#### [EXERCISE INSTRUCTIONS]
From the records, pick out and copy each line containing "warms".

#### [Collected data]
BEGIN

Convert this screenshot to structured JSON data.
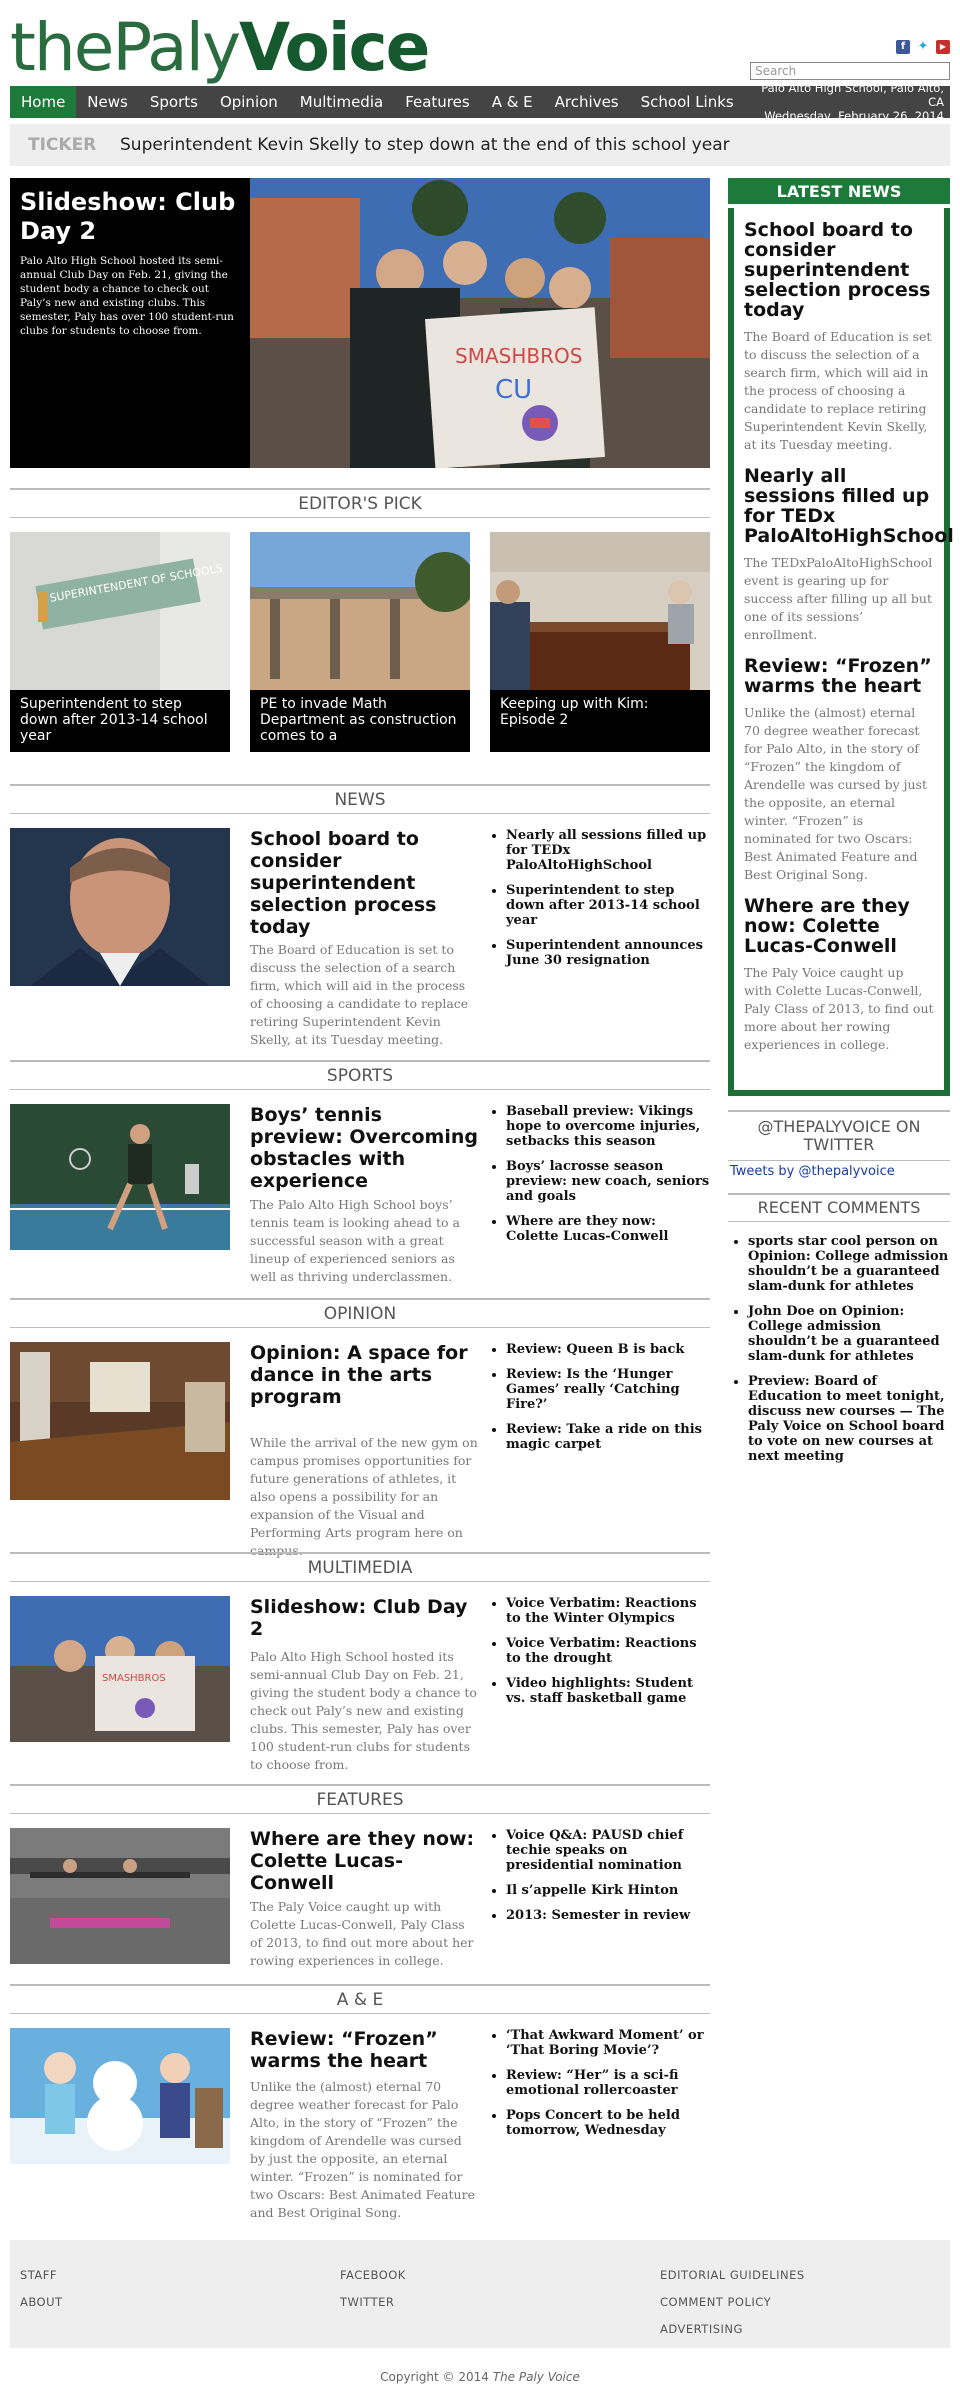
{
  "site": {
    "logo_thin": "the",
    "logo_mid": "Paly",
    "logo_bold": "Voice",
    "search_placeholder": "Search",
    "location": "Palo Alto High School, Palo Alto, CA",
    "date": "Wednesday, February 26, 2014"
  },
  "social": [
    "facebook-icon",
    "twitter-icon",
    "youtube-icon"
  ],
  "nav": [
    "Home",
    "News",
    "Sports",
    "Opinion",
    "Multimedia",
    "Features",
    "A & E",
    "Archives",
    "School Links"
  ],
  "ticker": {
    "label": "TICKER",
    "text": "Superintendent Kevin Skelly to step down at the end of this school year"
  },
  "hero": {
    "title": "Slideshow: Club Day 2",
    "summary": "Palo Alto High School hosted its semi-annual Club Day on Feb. 21, giving the student body a chance to check out Paly’s new and existing clubs. This semester, Paly has over 100 student-run clubs for students to choose from.",
    "sign_text": "SMASHBROS",
    "sign_sub": "CU"
  },
  "editors_pick": {
    "heading": "EDITOR'S PICK",
    "items": [
      "Superintendent to step down after 2013-14 school year",
      "PE to invade Math Department as construction comes to a",
      "Keeping up with Kim: Episode 2"
    ],
    "sign_text": "SUPERINTENDENT OF SCHOOLS"
  },
  "sections": [
    {
      "heading": "NEWS",
      "title": "School board to consider superintendent selection process today",
      "summary": "The Board of Education is set to discuss the selection of a search firm, which will aid in the process of choosing a candidate to replace retiring Superintendent Kevin Skelly, at its Tuesday meeting.",
      "links": [
        "Nearly all sessions filled up for TEDx PaloAltoHighSchool",
        "Superintendent to step down after 2013-14 school year",
        "Superintendent announces June 30 resignation"
      ]
    },
    {
      "heading": "SPORTS",
      "title": "Boys’ tennis preview: Overcoming obstacles with experience",
      "summary": "The Palo Alto High School boys’ tennis team is looking ahead to a successful season with a great lineup of experienced seniors as well as thriving underclassmen.",
      "links": [
        "Baseball preview: Vikings hope to overcome injuries, setbacks this season",
        "Boys’ lacrosse season preview: new coach, seniors and goals",
        "Where are they now: Colette Lucas-Conwell"
      ]
    },
    {
      "heading": "OPINION",
      "title": "Opinion: A space for dance in the arts program",
      "summary": "While the arrival of the new gym on campus promises opportunities for future generations of athletes, it also opens a possibility for an expansion of the Visual and Performing Arts program here on campus.",
      "links": [
        "Review: Queen B is back",
        "Review: Is the ‘Hunger Games’ really ‘Catching Fire?’",
        "Review: Take a ride on this magic carpet"
      ]
    },
    {
      "heading": "MULTIMEDIA",
      "title": "Slideshow: Club Day 2",
      "summary": "Palo Alto High School hosted its semi-annual Club Day on Feb. 21, giving the student body a chance to check out Paly’s new and existing clubs. This semester, Paly has over 100 student-run clubs for students to choose from.",
      "links": [
        "Voice Verbatim: Reactions to the Winter Olympics",
        "Voice Verbatim: Reactions to the drought",
        "Video highlights: Student vs. staff basketball game"
      ]
    },
    {
      "heading": "FEATURES",
      "title": "Where are they now: Colette Lucas-Conwell",
      "summary": "The Paly Voice caught up with Colette Lucas-Conwell, Paly Class of 2013, to find out more about her rowing experiences in college.",
      "links": [
        "Voice Q&A: PAUSD chief techie speaks on presidential nomination",
        "Il s’appelle Kirk Hinton",
        "2013: Semester in review"
      ]
    },
    {
      "heading": "A & E",
      "title": "Review: “Frozen” warms the heart",
      "summary": "Unlike the (almost) eternal 70 degree weather forecast for Palo Alto, in the story of “Frozen” the kingdom of Arendelle was cursed by just the opposite, an eternal winter. “Frozen” is nominated for two Oscars: Best Animated Feature and Best Original Song.",
      "links": [
        "‘That Awkward Moment’ or ‘That Boring Movie’?",
        "Review: “Her” is a sci-fi emotional rollercoaster",
        "Pops Concert to be held tomorrow, Wednesday"
      ]
    }
  ],
  "latest": {
    "heading": "LATEST NEWS",
    "items": [
      {
        "title": "School board to consider superintendent selection process today",
        "summary": "The Board of Education is set to discuss the selection of a search firm, which will aid in the process of choosing a candidate to replace retiring Superintendent Kevin Skelly, at its Tuesday meeting."
      },
      {
        "title": "Nearly all sessions filled up for TEDx PaloAltoHighSchool",
        "summary": "The TEDxPaloAltoHighSchool event is gearing up for success after filling up all but one of its sessions’ enrollment."
      },
      {
        "title": "Review: “Frozen” warms the heart",
        "summary": "Unlike the (almost) eternal 70 degree weather forecast for Palo Alto, in the story of “Frozen” the kingdom of Arendelle was cursed by just the opposite, an eternal winter. “Frozen” is nominated for two Oscars: Best Animated Feature and Best Original Song."
      },
      {
        "title": "Where are they now: Colette Lucas-Conwell",
        "summary": "The Paly Voice caught up with Colette Lucas-Conwell, Paly Class of 2013, to find out more about her rowing experiences in college."
      }
    ]
  },
  "twitter": {
    "heading": "@THEPALYVOICE ON TWITTER",
    "link": "Tweets by @thepalyvoice"
  },
  "recent": {
    "heading": "RECENT COMMENTS",
    "items": [
      "sports star cool person on Opinion: College admission shouldn’t be a guaranteed slam-dunk for athletes",
      "John Doe on Opinion: College admission shouldn’t be a guaranteed slam-dunk for athletes",
      "Preview: Board of Education to meet tonight, discuss new courses — The Paly Voice on School board to vote on new courses at next meeting"
    ]
  },
  "footer": {
    "col1": [
      "STAFF",
      "ABOUT"
    ],
    "col2": [
      "FACEBOOK",
      "TWITTER"
    ],
    "col3": [
      "EDITORIAL GUIDELINES",
      "COMMENT POLICY",
      "ADVERTISING"
    ]
  },
  "copyright": {
    "prefix": "Copyright © 2014 ",
    "name": "The Paly Voice"
  },
  "colors": {
    "brand_green": "#1d6e37",
    "nav_bg": "#444444",
    "nav_active": "#1d7a3b"
  }
}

END

#### [EXPECTED ANSWER]
      "title": "Review: “Frozen” warms the heart",
        "title": "Review: “Frozen” warms the heart",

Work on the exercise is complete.